### What you need to do
Will you write out all the entries below exactly?

A run of records:
--*--

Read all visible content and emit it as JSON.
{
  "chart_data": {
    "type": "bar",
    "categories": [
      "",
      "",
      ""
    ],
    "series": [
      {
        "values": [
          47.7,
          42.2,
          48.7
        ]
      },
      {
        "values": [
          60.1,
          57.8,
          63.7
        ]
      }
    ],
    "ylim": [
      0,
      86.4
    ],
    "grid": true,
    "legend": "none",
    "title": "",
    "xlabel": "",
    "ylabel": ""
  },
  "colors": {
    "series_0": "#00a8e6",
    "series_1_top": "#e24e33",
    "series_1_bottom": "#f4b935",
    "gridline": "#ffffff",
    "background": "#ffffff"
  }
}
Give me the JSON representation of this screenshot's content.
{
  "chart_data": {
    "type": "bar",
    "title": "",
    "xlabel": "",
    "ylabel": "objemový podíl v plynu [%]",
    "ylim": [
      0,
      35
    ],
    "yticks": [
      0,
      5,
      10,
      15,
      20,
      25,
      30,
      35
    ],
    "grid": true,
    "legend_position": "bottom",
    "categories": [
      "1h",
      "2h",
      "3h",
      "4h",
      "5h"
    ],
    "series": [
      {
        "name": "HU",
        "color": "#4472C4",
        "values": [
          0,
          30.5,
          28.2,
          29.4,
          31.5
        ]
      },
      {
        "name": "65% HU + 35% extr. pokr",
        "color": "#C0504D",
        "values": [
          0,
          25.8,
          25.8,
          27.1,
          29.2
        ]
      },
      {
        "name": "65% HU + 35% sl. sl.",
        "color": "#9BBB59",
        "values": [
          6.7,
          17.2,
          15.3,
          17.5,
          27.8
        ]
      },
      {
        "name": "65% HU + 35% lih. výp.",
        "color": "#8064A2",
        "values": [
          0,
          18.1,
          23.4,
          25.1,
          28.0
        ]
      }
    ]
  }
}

--*--

### Correct answer
Read all visible content and emit it as JSON.
{
  "chart_data": {
    "type": "bar",
    "categories": [
      "",
      "",
      ""
    ],
    "series": [
      {
        "values": [
          47.7,
          42.2,
          48.7
        ]
      },
      {
        "values": [
          60.1,
          57.8,
          63.7
        ]
      }
    ],
    "ylim": [
      0,
      86.4
    ],
    "grid": true,
    "legend": "none",
    "title": "",
    "xlabel": "",
    "ylabel": ""
  },
  "colors": {
    "series_0": "#00a8e6",
    "series_1_top": "#e24e33",
    "series_1_bottom": "#f4b935",
    "gridline": "#ffffff",
    "background": "#ffffff"
  }
}
Give me the JSON representation of this screenshot's content.
{
  "chart_data": {
    "type": "bar",
    "title": "",
    "xlabel": "",
    "ylabel": "objemový podíl v plynu [%]",
    "ylim": [
      0,
      35
    ],
    "yticks": [
      0,
      5,
      10,
      15,
      20,
      25,
      30,
      35
    ],
    "grid": true,
    "legend_position": "bottom",
    "categories": [
      "1h",
      "2h",
      "3h",
      "4h",
      "5h"
    ],
    "series": [
      {
        "name": "HU",
        "color": "#4472C4",
        "values": [
          0,
          30.5,
          28.2,
          29.4,
          31.5
        ]
      },
      {
        "name": "65% HU + 35% extr. pokr",
        "color": "#C0504D",
        "values": [
          0,
          25.8,
          25.8,
          27.1,
          29.2
        ]
      },
      {
        "name": "65% HU + 35% sl. sl.",
        "color": "#9BBB59",
        "values": [
          6.7,
          17.2,
          15.3,
          17.5,
          27.8
        ]
      },
      {
        "name": "65% HU + 35% lih. výp.",
        "color": "#8064A2",
        "values": [
          0,
          18.1,
          23.4,
          25.1,
          28.0
        ]
      }
    ]
  }
}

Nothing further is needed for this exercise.